* GOAL *
Read the records and gather each line that includes "DIRT".

* RECORDS *
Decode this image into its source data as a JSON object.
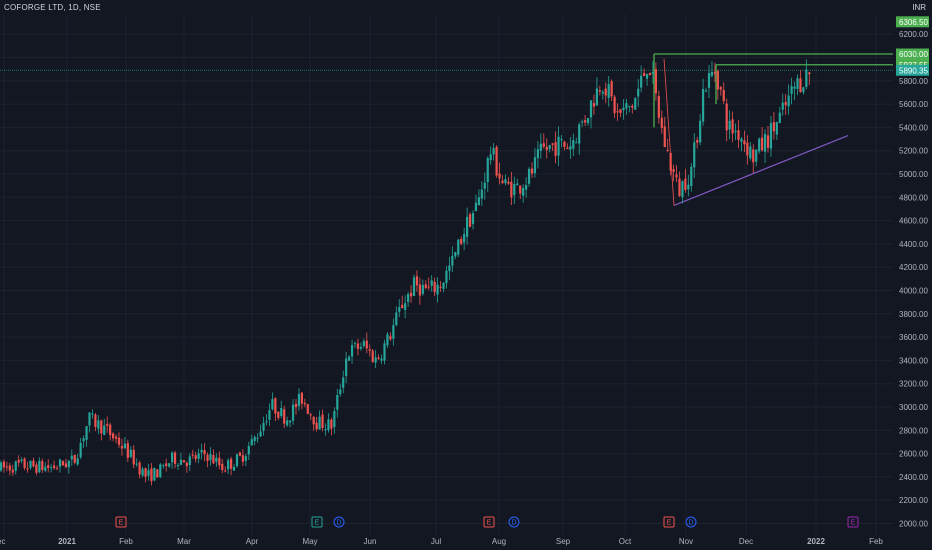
{
  "header": {
    "symbol_title": "COFORGE LTD, 1D, NSE",
    "currency": "INR"
  },
  "colors": {
    "background": "#131722",
    "grid": "#1e222d",
    "up": "#26a69a",
    "down": "#ef5350",
    "resistance": "#4caf50",
    "support": "#7e57c2",
    "dividend": "#2962ff",
    "earnings_future": "#9c27b0"
  },
  "chart_data": {
    "type": "candlestick",
    "title": "COFORGE LTD, 1D, NSE",
    "ylim": [
      1950,
      6480
    ],
    "y_ticks": [
      2000,
      2200,
      2400,
      2600,
      2800,
      3000,
      3200,
      3400,
      3600,
      3800,
      4000,
      4200,
      4400,
      4600,
      4800,
      5000,
      5200,
      5400,
      5600,
      5800,
      6000,
      6200
    ],
    "y_tick_labels": [
      "2000.00",
      "2200.00",
      "2400.00",
      "2600.00",
      "2800.00",
      "3000.00",
      "3200.00",
      "3400.00",
      "3600.00",
      "3800.00",
      "4000.00",
      "4200.00",
      "4400.00",
      "4600.00",
      "4800.00",
      "5000.00",
      "5200.00",
      "5400.00",
      "5600.00",
      "5800.00",
      "6000.00",
      "6200.00"
    ],
    "x_axis_labels": [
      "ec",
      "2021",
      "Feb",
      "Mar",
      "Apr",
      "May",
      "Jun",
      "Jul",
      "Aug",
      "Sep",
      "Oct",
      "Nov",
      "Dec",
      "2022",
      "Feb"
    ],
    "price_labels": [
      {
        "value": 6306.5,
        "text": "6306.50",
        "color": "#4caf50"
      },
      {
        "value": 6030.0,
        "text": "6030.00",
        "color": "#4caf50"
      },
      {
        "value": 5937.55,
        "text": "5937.55",
        "color": "#4caf50"
      },
      {
        "value": 5890.35,
        "text": "5890.35",
        "color": "#26a69a"
      }
    ],
    "resistance_levels": [
      6030.0,
      5937.55
    ],
    "last_price": 5890.35,
    "support_line": {
      "from": {
        "date": "2021-10-25",
        "value": 4730
      },
      "to": {
        "date": "2022-01-17",
        "value": 5330
      }
    },
    "events": [
      {
        "type": "E",
        "label": "E",
        "month": "2021-01",
        "color": "#ef5350"
      },
      {
        "type": "E",
        "label": "E",
        "month": "2021-05",
        "color": "#26a69a"
      },
      {
        "type": "D",
        "label": "D",
        "month": "2021-05",
        "color": "#2962ff"
      },
      {
        "type": "E",
        "label": "E",
        "month": "2021-07",
        "color": "#ef5350"
      },
      {
        "type": "D",
        "label": "D",
        "month": "2021-08",
        "color": "#2962ff"
      },
      {
        "type": "E",
        "label": "E",
        "month": "2021-10",
        "color": "#ef5350"
      },
      {
        "type": "D",
        "label": "D",
        "month": "2021-11",
        "color": "#2962ff"
      },
      {
        "type": "E",
        "label": "E",
        "month": "2022-01",
        "color": "#9c27b0"
      }
    ],
    "monthly_path": [
      {
        "month": "2020-12",
        "values": [
          2450,
          2500,
          2480
        ]
      },
      {
        "month": "2021-01",
        "values": [
          2540,
          2900,
          2820,
          2700
        ]
      },
      {
        "month": "2021-02",
        "values": [
          2560,
          2400,
          2450,
          2560
        ]
      },
      {
        "month": "2021-03",
        "values": [
          2540,
          2600,
          2480,
          2560
        ]
      },
      {
        "month": "2021-04",
        "values": [
          2750,
          3020,
          2900,
          3080
        ]
      },
      {
        "month": "2021-05",
        "values": [
          2870,
          2840,
          3460,
          3540
        ]
      },
      {
        "month": "2021-06",
        "values": [
          3400,
          3600,
          3880,
          4050,
          4000
        ]
      },
      {
        "month": "2021-07",
        "values": [
          4050,
          4250,
          4550,
          4750,
          5200
        ]
      },
      {
        "month": "2021-08",
        "values": [
          4900,
          4880,
          4980,
          5200,
          5250
        ]
      },
      {
        "month": "2021-09",
        "values": [
          5250,
          5500,
          5820,
          5500
        ]
      },
      {
        "month": "2021-10",
        "values": [
          5600,
          5980,
          5300,
          4850
        ]
      },
      {
        "month": "2021-11",
        "values": [
          5050,
          5760,
          5900,
          5400,
          5350
        ]
      },
      {
        "month": "2021-12",
        "values": [
          5150,
          5300,
          5500,
          5750,
          5880
        ]
      }
    ]
  }
}
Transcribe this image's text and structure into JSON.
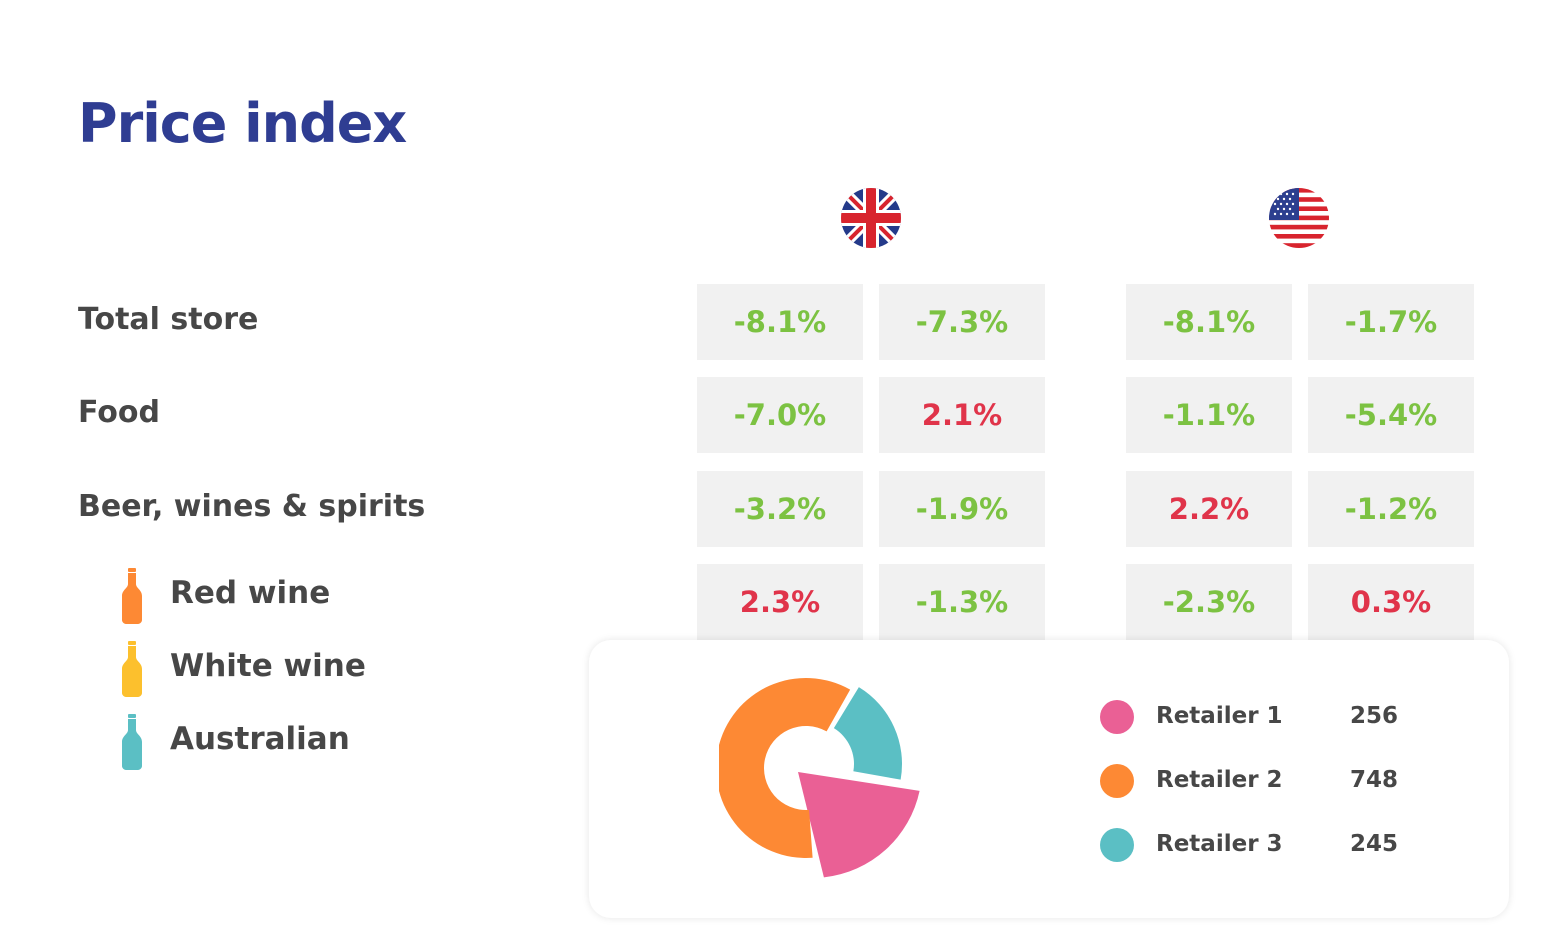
{
  "title": "Price index",
  "colors": {
    "title": "#2f3d92",
    "positive": "#e0344a",
    "negative": "#7cc242",
    "retailer1": "#ea6095",
    "retailer2": "#fd8934",
    "retailer3": "#5bbfc4",
    "red_wine_bottle": "#fd8934",
    "white_wine_bottle": "#fcc02d",
    "australian_bottle": "#5bbfc4"
  },
  "flags": [
    {
      "name": "uk-flag-icon",
      "country": "UK"
    },
    {
      "name": "us-flag-icon",
      "country": "US"
    }
  ],
  "rows": [
    {
      "label": "Total store",
      "values": [
        "-8.1%",
        "-7.3%",
        "-8.1%",
        "-1.7%"
      ]
    },
    {
      "label": "Food",
      "values": [
        "-7.0%",
        "2.1%",
        "-1.1%",
        "-5.4%"
      ]
    },
    {
      "label": "Beer, wines & spirits",
      "values": [
        "-3.2%",
        "-1.9%",
        "2.2%",
        "-1.2%"
      ]
    },
    {
      "label": "Red wine",
      "values": [
        "2.3%",
        "-1.3%",
        "-2.3%",
        "0.3%"
      ]
    }
  ],
  "sub_items": [
    {
      "label": "Red wine",
      "icon": "bottle-icon"
    },
    {
      "label": "White wine",
      "icon": "bottle-icon"
    },
    {
      "label": "Australian",
      "icon": "bottle-icon"
    }
  ],
  "legend": [
    {
      "name": "Retailer 1",
      "value": "256"
    },
    {
      "name": "Retailer 2",
      "value": "748"
    },
    {
      "name": "Retailer 3",
      "value": "245"
    }
  ],
  "chart_data": {
    "type": "pie",
    "categories": [
      "Retailer 1",
      "Retailer 2",
      "Retailer 3"
    ],
    "values": [
      256,
      748,
      245
    ]
  }
}
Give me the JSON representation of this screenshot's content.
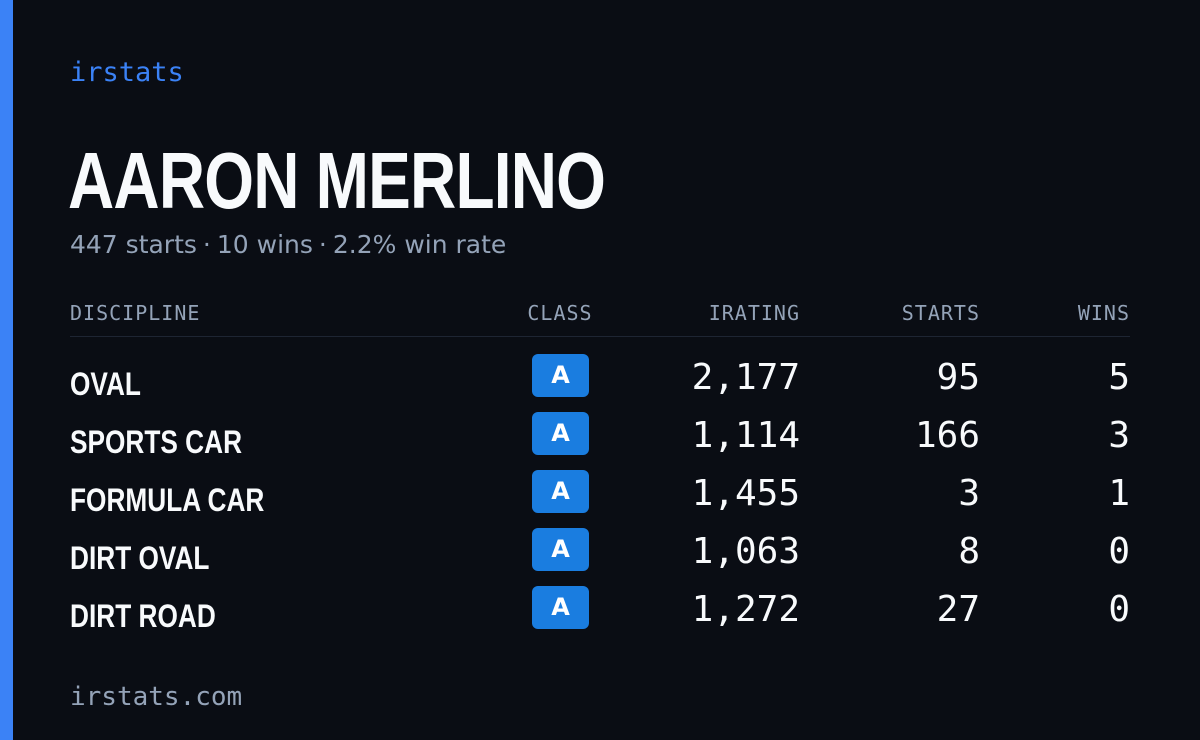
{
  "brand": "irstats",
  "driver": {
    "name": "AARON MERLINO"
  },
  "summary": {
    "starts": "447 starts",
    "wins": "10 wins",
    "win_rate": "2.2% win rate",
    "separator": "·"
  },
  "table": {
    "headers": {
      "discipline": "DISCIPLINE",
      "class": "CLASS",
      "irating": "IRATING",
      "starts": "STARTS",
      "wins": "WINS"
    },
    "rows": [
      {
        "discipline": "OVAL",
        "class": "A",
        "irating": "2,177",
        "starts": "95",
        "wins": "5"
      },
      {
        "discipline": "SPORTS CAR",
        "class": "A",
        "irating": "1,114",
        "starts": "166",
        "wins": "3"
      },
      {
        "discipline": "FORMULA CAR",
        "class": "A",
        "irating": "1,455",
        "starts": "3",
        "wins": "1"
      },
      {
        "discipline": "DIRT OVAL",
        "class": "A",
        "irating": "1,063",
        "starts": "8",
        "wins": "0"
      },
      {
        "discipline": "DIRT ROAD",
        "class": "A",
        "irating": "1,272",
        "starts": "27",
        "wins": "0"
      }
    ]
  },
  "footer": {
    "url": "irstats.com"
  },
  "colors": {
    "background": "#0a0d14",
    "accent": "#3b82f6",
    "badge": "#1a7de0",
    "muted_text": "#94a3b8",
    "primary_text": "#f8fafc"
  }
}
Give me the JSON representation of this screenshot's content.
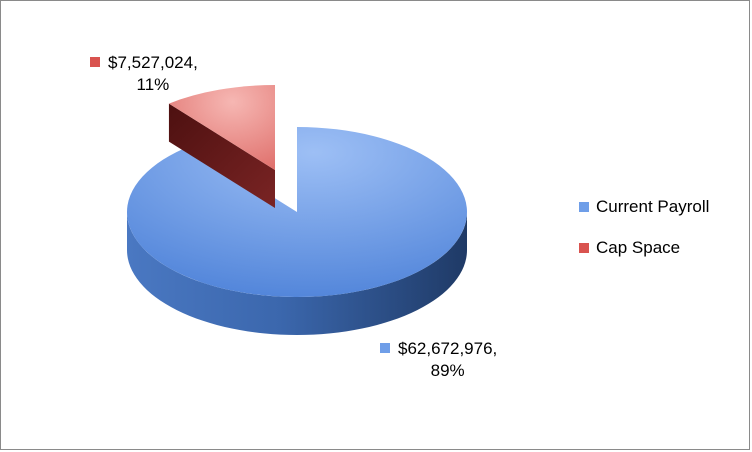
{
  "chart_data": {
    "type": "pie",
    "title": "",
    "slices": [
      {
        "name": "Current Payroll",
        "value": 62672976,
        "label_value": "$62,672,976,",
        "label_percent": "89%",
        "color": "#5b8ee0"
      },
      {
        "name": "Cap Space",
        "value": 7527024,
        "label_value": "$7,527,024,",
        "label_percent": "11%",
        "color": "#e06666"
      }
    ],
    "exploded": "Cap Space",
    "style": "3d",
    "legend_position": "right"
  },
  "colors": {
    "blue_top_light": "#9dbff5",
    "blue_top": "#5b8ee0",
    "blue_side_light": "#4a78c2",
    "blue_side_dark": "#1f3a66",
    "red_top_light": "#f6b7b3",
    "red_top": "#e06666",
    "red_side": "#6e1b1b",
    "red_swatch": "#d9534f",
    "blue_swatch": "#6f9ee8"
  }
}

* EXERCISE RESPONSE *
        "discipline": "DIRT OVAL",
        "discipline": "DIRT ROAD",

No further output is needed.